_Task instructions_
Retype every entry in its entirety, without alteration.
BEGIN Material provided
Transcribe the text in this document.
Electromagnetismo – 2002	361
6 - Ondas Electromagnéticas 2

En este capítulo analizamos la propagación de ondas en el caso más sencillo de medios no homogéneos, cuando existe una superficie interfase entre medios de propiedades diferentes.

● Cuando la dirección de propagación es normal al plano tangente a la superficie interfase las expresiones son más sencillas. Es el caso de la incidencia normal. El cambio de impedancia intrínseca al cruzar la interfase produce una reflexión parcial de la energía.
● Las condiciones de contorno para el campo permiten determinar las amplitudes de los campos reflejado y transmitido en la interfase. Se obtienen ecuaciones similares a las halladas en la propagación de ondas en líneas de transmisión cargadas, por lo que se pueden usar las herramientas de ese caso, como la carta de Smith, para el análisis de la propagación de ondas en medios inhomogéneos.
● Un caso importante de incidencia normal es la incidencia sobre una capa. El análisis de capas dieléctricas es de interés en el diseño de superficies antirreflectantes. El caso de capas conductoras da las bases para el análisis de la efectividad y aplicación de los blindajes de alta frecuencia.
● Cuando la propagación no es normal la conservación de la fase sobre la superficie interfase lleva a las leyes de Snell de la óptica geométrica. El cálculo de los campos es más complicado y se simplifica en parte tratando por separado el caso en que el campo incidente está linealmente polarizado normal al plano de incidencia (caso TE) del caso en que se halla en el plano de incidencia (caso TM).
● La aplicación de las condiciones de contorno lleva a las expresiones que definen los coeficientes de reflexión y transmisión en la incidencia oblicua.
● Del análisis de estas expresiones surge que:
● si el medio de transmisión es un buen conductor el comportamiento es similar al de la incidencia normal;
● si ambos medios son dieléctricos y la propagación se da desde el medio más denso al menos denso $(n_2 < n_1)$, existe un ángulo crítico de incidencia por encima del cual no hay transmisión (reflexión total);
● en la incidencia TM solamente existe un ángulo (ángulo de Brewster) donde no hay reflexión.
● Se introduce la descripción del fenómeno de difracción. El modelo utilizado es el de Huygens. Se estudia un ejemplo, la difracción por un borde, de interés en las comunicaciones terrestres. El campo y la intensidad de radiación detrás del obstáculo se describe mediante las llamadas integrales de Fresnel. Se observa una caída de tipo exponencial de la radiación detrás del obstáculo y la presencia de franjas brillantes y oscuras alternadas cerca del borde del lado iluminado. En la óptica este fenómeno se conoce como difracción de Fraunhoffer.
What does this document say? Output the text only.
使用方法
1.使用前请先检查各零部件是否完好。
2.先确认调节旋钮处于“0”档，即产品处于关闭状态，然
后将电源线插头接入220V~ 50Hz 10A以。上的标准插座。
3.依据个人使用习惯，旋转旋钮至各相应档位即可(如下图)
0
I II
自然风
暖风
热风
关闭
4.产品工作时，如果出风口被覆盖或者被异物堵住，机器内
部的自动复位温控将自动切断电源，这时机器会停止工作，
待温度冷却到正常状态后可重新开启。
END Material provided
_The result_
Transcribe the text in this document.
Electromagnetismo – 2002	361
6 - Ondas Electromagnéticas 2

En este capítulo analizamos la propagación de ondas en el caso más sencillo de medios no homogéneos, cuando existe una superficie interfase entre medios de propiedades diferentes.

● Cuando la dirección de propagación es normal al plano tangente a la superficie interfase las expresiones son más sencillas. Es el caso de la incidencia normal. El cambio de impedancia intrínseca al cruzar la interfase produce una reflexión parcial de la energía.
● Las condiciones de contorno para el campo permiten determinar las amplitudes de los campos reflejado y transmitido en la interfase. Se obtienen ecuaciones similares a las halladas en la propagación de ondas en líneas de transmisión cargadas, por lo que se pueden usar las herramientas de ese caso, como la carta de Smith, para el análisis de la propagación de ondas en medios inhomogéneos.
● Un caso importante de incidencia normal es la incidencia sobre una capa. El análisis de capas dieléctricas es de interés en el diseño de superficies antirreflectantes. El caso de capas conductoras da las bases para el análisis de la efectividad y aplicación de los blindajes de alta frecuencia.
● Cuando la propagación no es normal la conservación de la fase sobre la superficie interfase lleva a las leyes de Snell de la óptica geométrica. El cálculo de los campos es más complicado y se simplifica en parte tratando por separado el caso en que el campo incidente está linealmente polarizado normal al plano de incidencia (caso TE) del caso en que se halla en el plano de incidencia (caso TM).
● La aplicación de las condiciones de contorno lleva a las expresiones que definen los coeficientes de reflexión y transmisión en la incidencia oblicua.
● Del análisis de estas expresiones surge que:
● si el medio de transmisión es un buen conductor el comportamiento es similar al de la incidencia normal;
● si ambos medios son dieléctricos y la propagación se da desde el medio más denso al menos denso $(n_2 < n_1)$, existe un ángulo crítico de incidencia por encima del cual no hay transmisión (reflexión total);
● en la incidencia TM solamente existe un ángulo (ángulo de Brewster) donde no hay reflexión.
● Se introduce la descripción del fenómeno de difracción. El modelo utilizado es el de Huygens. Se estudia un ejemplo, la difracción por un borde, de interés en las comunicaciones terrestres. El campo y la intensidad de radiación detrás del obstáculo se describe mediante las llamadas integrales de Fresnel. Se observa una caída de tipo exponencial de la radiación detrás del obstáculo y la presencia de franjas brillantes y oscuras alternadas cerca del borde del lado iluminado. En la óptica este fenómeno se conoce como difracción de Fraunhoffer.
What does this document say? Output the text only.
使用方法
1.使用前请先检查各零部件是否完好。
2.先确认调节旋钮处于“0”档，即产品处于关闭状态，然
后将电源线插头接入220V~ 50Hz 10A以。上的标准插座。
3.依据个人使用习惯，旋转旋钮至各相应档位即可(如下图)
0
I II
自然风
暖风
热风
关闭
4.产品工作时，如果出风口被覆盖或者被异物堵住，机器内
部的自动复位温控将自动切断电源，这时机器会停止工作，
待温度冷却到正常状态后可重新开启。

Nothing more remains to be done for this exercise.